What the task asks> Please write the next part of the text on managing cash flow in a professional practice, starting after its final sentence.

Revenues are up, expenses are under control and you have a healthy bottom line. You’re all set, right?
Not quite. Professionals with their own practices often forget that cash flow is essential. It is entirely possible to be profitable on an annual basis but have to scramble to meet payroll every week.
Cash management is the key. A cash crunch is caused by timing issues, especially in medical practices where you might have to wait months for reimbursements – not to mention further delays caused by denials or problems with coding.
You outlay the labor and expense in good faith and then have to wait to be paid. Co-pays at times of visits can help mitigate this problem but won’t entirely solve it.
The first step is to identify the cash gap. Looking at the past year, how much of a revenue timing lag was there? How reliably were accounts receivable collected?
Using past history and this year’s budget, you can create a spreadsheet that lays out cash in and cash out. Start with zero cash so you can see the real gap. Most practices are playing catch-up, paying today’s expenses with yesterday’s revenues.
At the same time, analyze your services to be sure that, at the minimum, costs are covered by fees and reimbursements. Putting everything into the same revenue pot can mask services that are unprofitable and cost you money. Sometimes the situation is unavoidable, but thoughtful awareness of loss leaders is better than ignoring them.

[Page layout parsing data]
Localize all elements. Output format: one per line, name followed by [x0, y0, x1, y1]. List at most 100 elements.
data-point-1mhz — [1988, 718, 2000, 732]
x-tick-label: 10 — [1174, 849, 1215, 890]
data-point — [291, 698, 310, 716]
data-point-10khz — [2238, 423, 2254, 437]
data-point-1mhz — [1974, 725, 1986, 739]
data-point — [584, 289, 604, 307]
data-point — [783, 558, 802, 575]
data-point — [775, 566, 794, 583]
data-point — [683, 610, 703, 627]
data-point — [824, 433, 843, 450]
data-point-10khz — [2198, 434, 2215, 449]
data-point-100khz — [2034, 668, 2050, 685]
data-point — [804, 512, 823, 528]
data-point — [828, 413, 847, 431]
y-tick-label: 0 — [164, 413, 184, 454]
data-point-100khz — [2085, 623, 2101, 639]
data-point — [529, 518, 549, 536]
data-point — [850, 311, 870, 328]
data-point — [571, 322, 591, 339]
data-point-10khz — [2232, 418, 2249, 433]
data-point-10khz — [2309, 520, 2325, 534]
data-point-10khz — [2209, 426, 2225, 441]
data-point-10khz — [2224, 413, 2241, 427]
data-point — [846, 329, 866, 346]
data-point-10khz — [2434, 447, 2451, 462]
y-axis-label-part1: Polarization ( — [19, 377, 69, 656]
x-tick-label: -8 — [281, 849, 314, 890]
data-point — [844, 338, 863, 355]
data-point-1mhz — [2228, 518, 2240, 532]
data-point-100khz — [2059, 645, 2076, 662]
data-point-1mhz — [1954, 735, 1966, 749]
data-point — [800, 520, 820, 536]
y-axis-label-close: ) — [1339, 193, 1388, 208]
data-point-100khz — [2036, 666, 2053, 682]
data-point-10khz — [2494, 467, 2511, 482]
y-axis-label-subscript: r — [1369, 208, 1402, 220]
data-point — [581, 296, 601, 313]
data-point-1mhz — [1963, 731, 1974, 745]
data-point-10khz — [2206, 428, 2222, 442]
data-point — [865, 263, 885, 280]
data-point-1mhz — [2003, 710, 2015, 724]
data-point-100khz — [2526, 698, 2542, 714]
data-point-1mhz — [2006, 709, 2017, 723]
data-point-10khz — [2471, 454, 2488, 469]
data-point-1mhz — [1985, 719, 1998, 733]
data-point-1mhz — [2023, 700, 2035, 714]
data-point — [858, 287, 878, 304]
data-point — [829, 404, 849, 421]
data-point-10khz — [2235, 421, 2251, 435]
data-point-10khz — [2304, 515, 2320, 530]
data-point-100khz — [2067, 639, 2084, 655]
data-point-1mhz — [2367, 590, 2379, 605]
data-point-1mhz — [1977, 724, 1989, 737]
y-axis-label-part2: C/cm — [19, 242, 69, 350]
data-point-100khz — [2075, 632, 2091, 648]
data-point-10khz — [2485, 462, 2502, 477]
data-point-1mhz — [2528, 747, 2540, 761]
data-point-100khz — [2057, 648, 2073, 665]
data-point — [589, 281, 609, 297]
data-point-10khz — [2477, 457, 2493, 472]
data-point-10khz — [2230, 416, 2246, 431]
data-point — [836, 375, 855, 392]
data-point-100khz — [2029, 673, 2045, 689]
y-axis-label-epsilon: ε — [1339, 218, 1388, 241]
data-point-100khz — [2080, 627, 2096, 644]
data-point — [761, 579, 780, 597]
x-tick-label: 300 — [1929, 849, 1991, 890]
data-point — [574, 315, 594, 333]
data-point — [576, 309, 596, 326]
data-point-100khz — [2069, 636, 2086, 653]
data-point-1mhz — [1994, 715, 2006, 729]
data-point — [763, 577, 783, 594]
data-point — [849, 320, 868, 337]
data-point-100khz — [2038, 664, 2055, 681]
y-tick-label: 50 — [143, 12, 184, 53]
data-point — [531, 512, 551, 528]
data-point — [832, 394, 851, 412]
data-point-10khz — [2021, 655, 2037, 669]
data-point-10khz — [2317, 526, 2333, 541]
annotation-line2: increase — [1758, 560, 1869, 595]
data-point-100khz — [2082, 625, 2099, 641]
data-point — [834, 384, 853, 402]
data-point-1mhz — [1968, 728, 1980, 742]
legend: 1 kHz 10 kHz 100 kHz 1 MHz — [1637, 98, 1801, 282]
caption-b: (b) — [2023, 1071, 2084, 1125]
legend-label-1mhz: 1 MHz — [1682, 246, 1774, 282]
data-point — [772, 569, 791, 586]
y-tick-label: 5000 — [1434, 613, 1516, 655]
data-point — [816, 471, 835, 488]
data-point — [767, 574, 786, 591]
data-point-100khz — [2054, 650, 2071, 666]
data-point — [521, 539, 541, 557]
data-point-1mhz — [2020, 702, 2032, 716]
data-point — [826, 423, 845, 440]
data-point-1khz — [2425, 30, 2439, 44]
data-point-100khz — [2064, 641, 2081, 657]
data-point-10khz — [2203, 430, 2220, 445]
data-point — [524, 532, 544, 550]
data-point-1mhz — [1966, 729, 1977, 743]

Task answer>
Perhaps you have enough of a cushion to cover the ongoing cash gap. But if you don’t, consider a small line of credit to ease financial pressures. Repayment of that line will need to be built into future projections, so hands-on cash management is also key.
In addition to being sure your charges cover costs with a healthy margin left over, collecting more money faster should be the focus. This begins with how payments are processed at the front desk. Remote capture technology allows you to process checks immediately. Use of debit and credit cards has become routine but stay up to date with processing technology rather than batching, which often has a multi-day lag time.
Checking that insurance coverage is still in force up front will reduce collection problems later. If you allow patients to carry a balance, then regular communication and follow-up is important. Perhaps you can set up automatic payments to take care of balances. Some care providers offer special credit packages via third parties to help patients with unexpectedly high expenses.
Maximize the money in your account by using your bank’s sweep service. Each day, all funds over a set amount for operating expenses are transferred to an interest-bearing account. In addition, take advantage of online bill paying to time payments as late as possible or, conversely, take advantage of discounts.
Medical practice financial management is a complex prospect in today’s rapidly changing environment. Understanding and maximizing your cash flow is more critical than ever.